- **Task instructions**: Print out the material that follows word for word.

- **Input material**:
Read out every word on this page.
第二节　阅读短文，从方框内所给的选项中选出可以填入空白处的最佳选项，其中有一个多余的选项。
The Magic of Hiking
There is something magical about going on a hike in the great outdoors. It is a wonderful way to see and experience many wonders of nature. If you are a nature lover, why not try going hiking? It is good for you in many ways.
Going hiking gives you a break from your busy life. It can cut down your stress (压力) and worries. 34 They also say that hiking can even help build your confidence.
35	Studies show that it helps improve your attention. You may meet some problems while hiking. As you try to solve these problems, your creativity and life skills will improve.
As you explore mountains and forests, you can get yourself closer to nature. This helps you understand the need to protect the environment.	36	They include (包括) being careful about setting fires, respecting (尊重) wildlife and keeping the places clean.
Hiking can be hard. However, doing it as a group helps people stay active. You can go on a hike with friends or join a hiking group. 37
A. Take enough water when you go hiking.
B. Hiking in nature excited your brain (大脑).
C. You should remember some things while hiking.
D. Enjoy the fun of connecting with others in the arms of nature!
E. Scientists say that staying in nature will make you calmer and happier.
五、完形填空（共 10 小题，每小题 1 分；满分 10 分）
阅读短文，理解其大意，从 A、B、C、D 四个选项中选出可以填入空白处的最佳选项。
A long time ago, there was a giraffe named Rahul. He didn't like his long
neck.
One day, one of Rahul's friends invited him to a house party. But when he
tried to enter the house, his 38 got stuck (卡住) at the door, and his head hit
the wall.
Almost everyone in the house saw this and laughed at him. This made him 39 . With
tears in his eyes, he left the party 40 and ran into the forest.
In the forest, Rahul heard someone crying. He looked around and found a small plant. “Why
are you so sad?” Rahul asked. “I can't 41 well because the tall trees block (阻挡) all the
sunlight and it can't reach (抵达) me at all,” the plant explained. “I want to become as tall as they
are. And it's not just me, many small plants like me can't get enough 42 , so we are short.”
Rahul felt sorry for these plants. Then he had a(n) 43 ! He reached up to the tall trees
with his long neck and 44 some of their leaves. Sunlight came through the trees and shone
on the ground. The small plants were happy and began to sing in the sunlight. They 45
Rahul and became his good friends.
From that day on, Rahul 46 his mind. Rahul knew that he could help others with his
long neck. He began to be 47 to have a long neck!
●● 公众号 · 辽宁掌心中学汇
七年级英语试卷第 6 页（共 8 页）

- **Output of the exercise**:
Read out every word on this page.
第二节　阅读短文，从方框内所给的选项中选出可以填入空白处的最佳选项，其中有一个多余的选项。
The Magic of Hiking
There is something magical about going on a hike in the great outdoors. It is a wonderful way to see and experience many wonders of nature. If you are a nature lover, why not try going hiking? It is good for you in many ways.
Going hiking gives you a break from your busy life. It can cut down your stress (压力) and worries. 34 They also say that hiking can even help build your confidence.
35	Studies show that it helps improve your attention. You may meet some problems while hiking. As you try to solve these problems, your creativity and life skills will improve.
As you explore mountains and forests, you can get yourself closer to nature. This helps you understand the need to protect the environment.	36	They include (包括) being careful about setting fires, respecting (尊重) wildlife and keeping the places clean.
Hiking can be hard. However, doing it as a group helps people stay active. You can go on a hike with friends or join a hiking group. 37
A. Take enough water when you go hiking.
B. Hiking in nature excited your brain (大脑).
C. You should remember some things while hiking.
D. Enjoy the fun of connecting with others in the arms of nature!
E. Scientists say that staying in nature will make you calmer and happier.
五、完形填空（共 10 小题，每小题 1 分；满分 10 分）
阅读短文，理解其大意，从 A、B、C、D 四个选项中选出可以填入空白处的最佳选项。
A long time ago, there was a giraffe named Rahul. He didn't like his long
neck.
One day, one of Rahul's friends invited him to a house party. But when he
tried to enter the house, his 38 got stuck (卡住) at the door, and his head hit
the wall.
Almost everyone in the house saw this and laughed at him. This made him 39 . With
tears in his eyes, he left the party 40 and ran into the forest.
In the forest, Rahul heard someone crying. He looked around and found a small plant. “Why
are you so sad?” Rahul asked. “I can't 41 well because the tall trees block (阻挡) all the
sunlight and it can't reach (抵达) me at all,” the plant explained. “I want to become as tall as they
are. And it's not just me, many small plants like me can't get enough 42 , so we are short.”
Rahul felt sorry for these plants. Then he had a(n) 43 ! He reached up to the tall trees
with his long neck and 44 some of their leaves. Sunlight came through the trees and shone
on the ground. The small plants were happy and began to sing in the sunlight. They 45
Rahul and became his good friends.
From that day on, Rahul 46 his mind. Rahul knew that he could help others with his
long neck. He began to be 47 to have a long neck!
●● 公众号 · 辽宁掌心中学汇
七年级英语试卷第 6 页（共 8 页）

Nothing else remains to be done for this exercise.